» TASK DESCRIPTION
Retype all material exactly. Pictures stay out of the copy.

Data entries
-*-*-

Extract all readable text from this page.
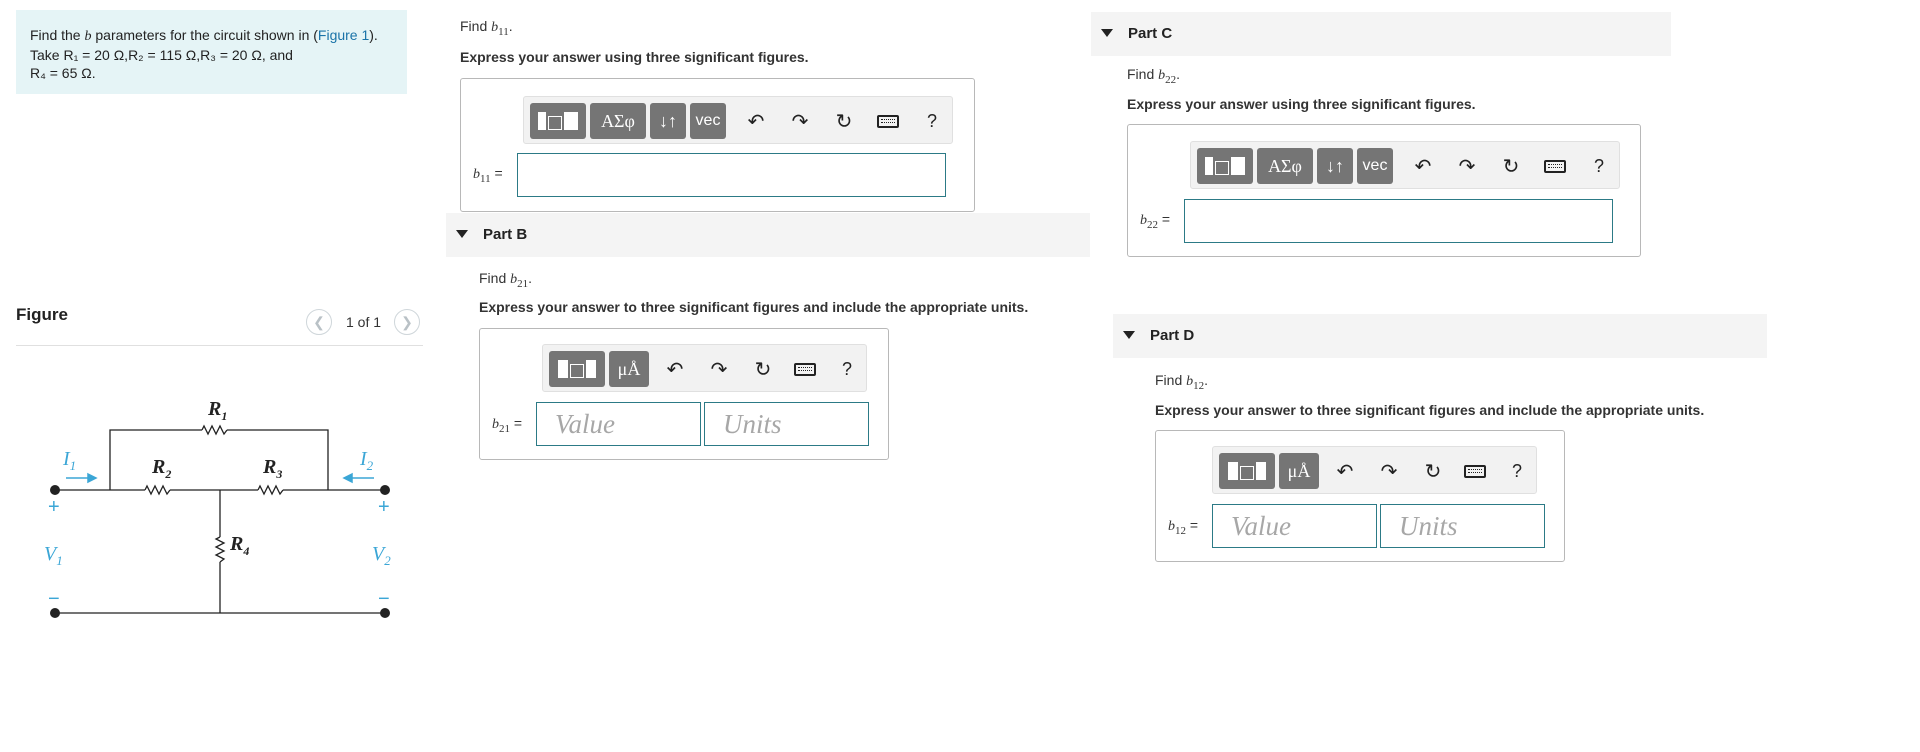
Find the b parameters for the circuit shown in (Figure 1).
Take R₁ = 20 Ω,R₂ = 115 Ω,R₃ = 20 Ω, and
R₄ = 65 Ω.
Figure	❮ 1 of 1 ❯
$R_1$
$R_2$	$R_3$
$R_4$
$I_1$	$I_2$
$V_1$	$V_2$
+	+
−	−
Find $b_{11}$.
Express your answer using three significant figures.
ΑΣφ	↓↑	vec ↶ ↷ ↻	?
$b_{11}$ =
Part B
Find $b_{21}$.
Express your answer to three significant figures and include the appropriate units.
μÅ	↶ ↷ ↻	?
$b_{21}$ =	Value	Units
Part C
Find $b_{22}$.
Express your answer using three significant figures.
ΑΣφ	↓↑	vec ↶ ↷ ↻	?
$b_{22}$ =
Part D
Find $b_{12}$.
Express your answer to three significant figures and include the appropriate units.
μÅ	↶ ↷ ↻	?
$b_{12}$ =	Value	Units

-*-*-

» WRITTEN ANSWER
Extract all readable text from this page.
Find the b parameters for the circuit shown in (Figure 1).
Take R₁ = 20 Ω,R₂ = 115 Ω,R₃ = 20 Ω, and
R₄ = 65 Ω.
Figure	❮ 1 of 1 ❯
$R_1$
$R_2$	$R_3$
$R_4$
$I_1$	$I_2$
$V_1$	$V_2$
+	+
−	−
Find $b_{11}$.
Express your answer using three significant figures.
ΑΣφ	↓↑	vec ↶ ↷ ↻	?
$b_{11}$ =
Part B
Find $b_{21}$.
Express your answer to three significant figures and include the appropriate units.
μÅ	↶ ↷ ↻	?
$b_{21}$ =	Value	Units
Part C
Find $b_{22}$.
Express your answer using three significant figures.
ΑΣφ	↓↑	vec ↶ ↷ ↻	?
$b_{22}$ =
Part D
Find $b_{12}$.
Express your answer to three significant figures and include the appropriate units.
μÅ	↶ ↷ ↻	?
$b_{12}$ =	Value	Units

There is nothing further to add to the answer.